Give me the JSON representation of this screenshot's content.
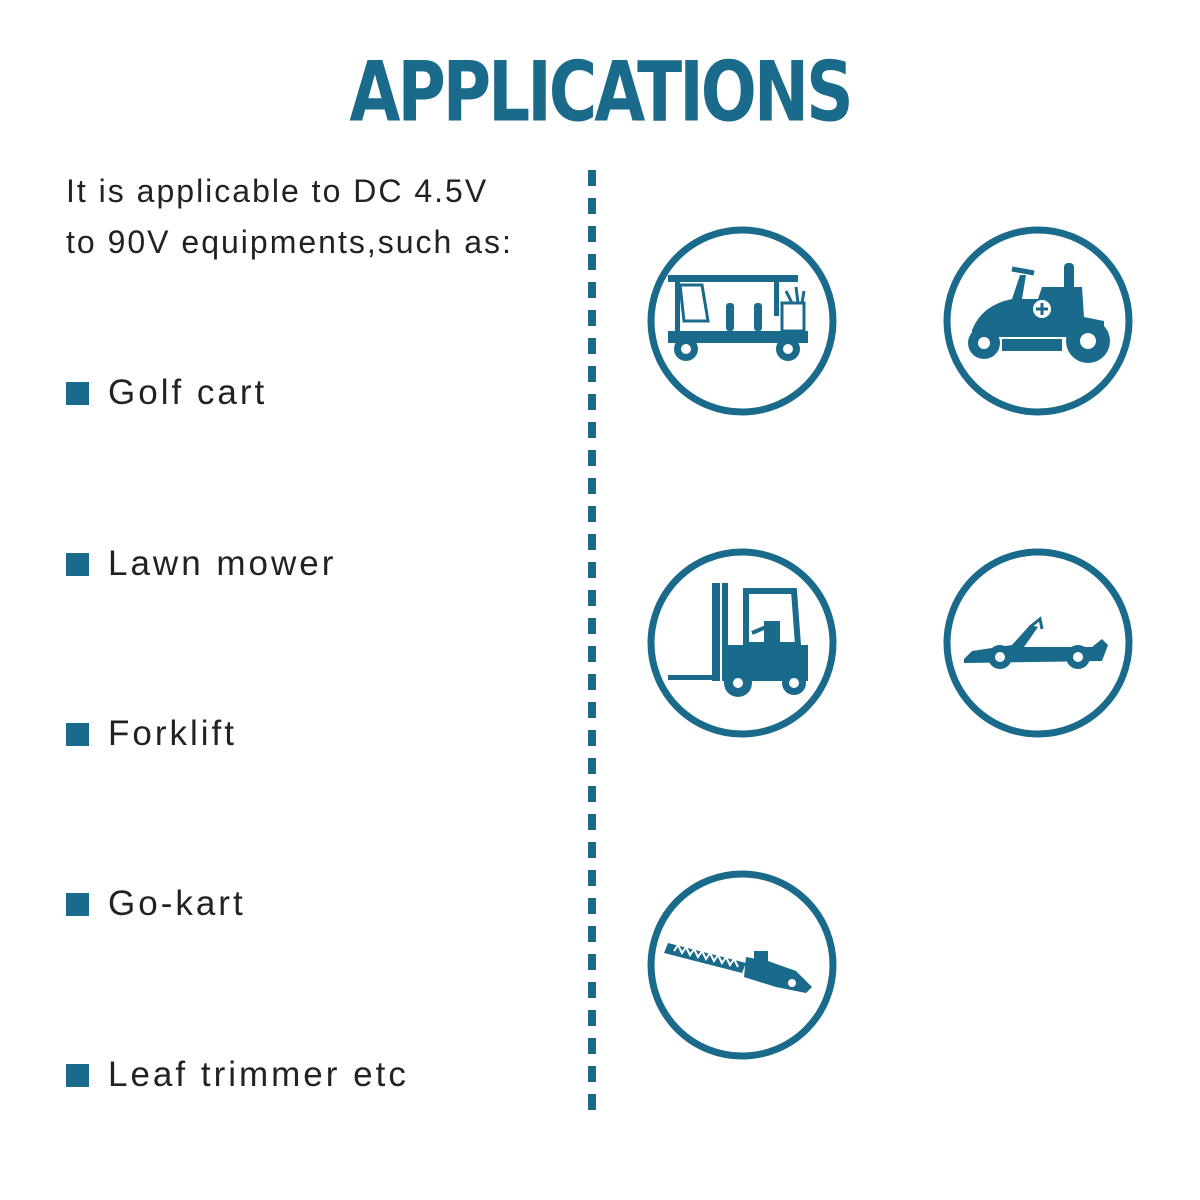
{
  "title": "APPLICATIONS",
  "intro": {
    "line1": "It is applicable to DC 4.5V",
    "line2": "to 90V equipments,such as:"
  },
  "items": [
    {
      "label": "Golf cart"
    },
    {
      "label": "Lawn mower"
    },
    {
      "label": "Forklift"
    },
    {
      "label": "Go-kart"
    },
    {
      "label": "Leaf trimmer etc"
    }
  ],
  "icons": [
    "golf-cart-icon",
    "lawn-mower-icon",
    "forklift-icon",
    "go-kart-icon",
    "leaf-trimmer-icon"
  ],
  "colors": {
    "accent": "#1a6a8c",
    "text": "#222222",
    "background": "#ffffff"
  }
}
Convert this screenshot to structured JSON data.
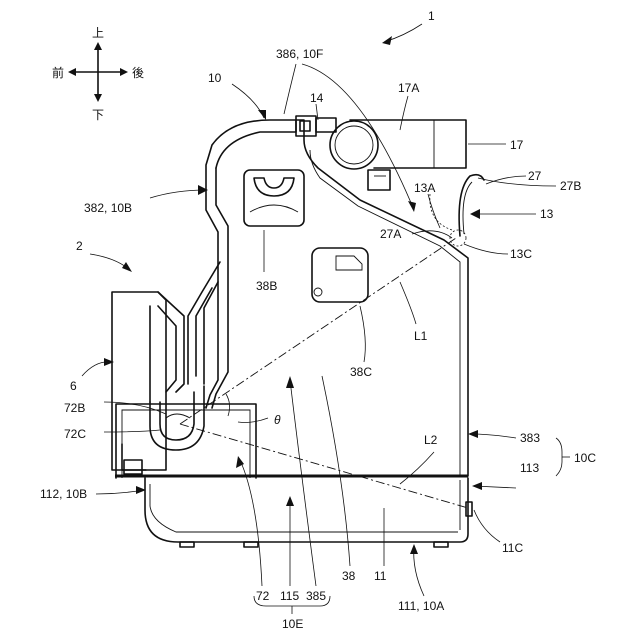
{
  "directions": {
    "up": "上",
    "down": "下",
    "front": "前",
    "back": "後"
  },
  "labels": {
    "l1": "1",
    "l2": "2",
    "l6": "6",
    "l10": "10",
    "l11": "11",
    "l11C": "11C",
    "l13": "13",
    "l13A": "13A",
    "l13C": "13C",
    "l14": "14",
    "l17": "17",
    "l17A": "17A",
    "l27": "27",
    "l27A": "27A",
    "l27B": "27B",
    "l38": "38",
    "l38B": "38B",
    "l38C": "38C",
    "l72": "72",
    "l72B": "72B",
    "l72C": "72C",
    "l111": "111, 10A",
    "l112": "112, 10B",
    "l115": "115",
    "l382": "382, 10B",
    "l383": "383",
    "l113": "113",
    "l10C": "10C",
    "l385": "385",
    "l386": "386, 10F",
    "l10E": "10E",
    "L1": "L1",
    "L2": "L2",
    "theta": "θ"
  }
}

• • •

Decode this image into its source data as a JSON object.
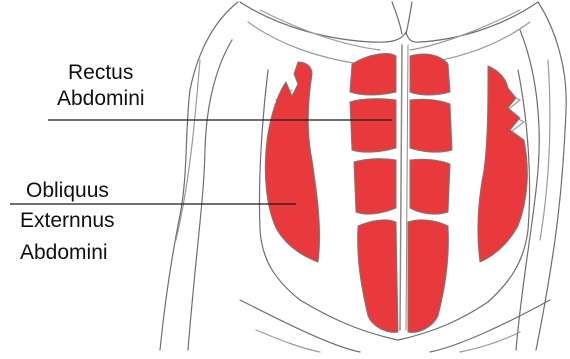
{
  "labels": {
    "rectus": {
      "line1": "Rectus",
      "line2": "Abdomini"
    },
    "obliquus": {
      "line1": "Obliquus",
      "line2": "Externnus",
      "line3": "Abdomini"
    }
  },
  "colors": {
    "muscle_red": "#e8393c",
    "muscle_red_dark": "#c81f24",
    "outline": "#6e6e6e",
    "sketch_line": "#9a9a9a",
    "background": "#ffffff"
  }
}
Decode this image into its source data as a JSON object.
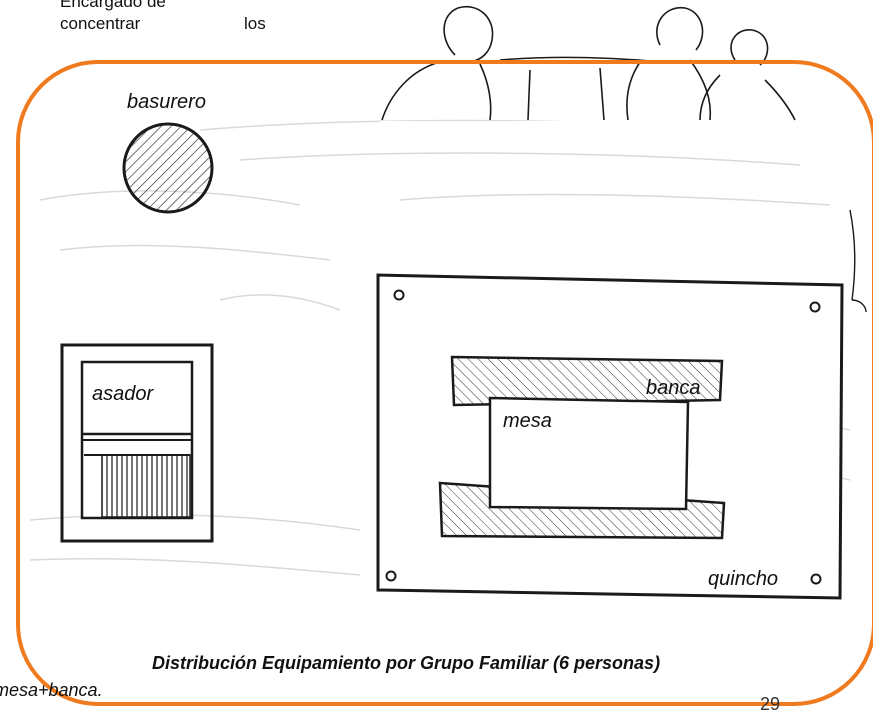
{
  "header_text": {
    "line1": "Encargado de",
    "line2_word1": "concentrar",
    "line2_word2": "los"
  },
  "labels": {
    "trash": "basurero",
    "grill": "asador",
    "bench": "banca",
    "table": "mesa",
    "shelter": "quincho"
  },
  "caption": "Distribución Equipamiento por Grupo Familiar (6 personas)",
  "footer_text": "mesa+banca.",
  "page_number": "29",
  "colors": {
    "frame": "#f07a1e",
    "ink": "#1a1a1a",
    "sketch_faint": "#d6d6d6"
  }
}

• • •

• [Work to complete]:
Search the records for the word "trimmer". Copy every line that has it.

• [Task response]:
      "label": "Leaf trimmer etc"
    "leaf-trimmer-icon"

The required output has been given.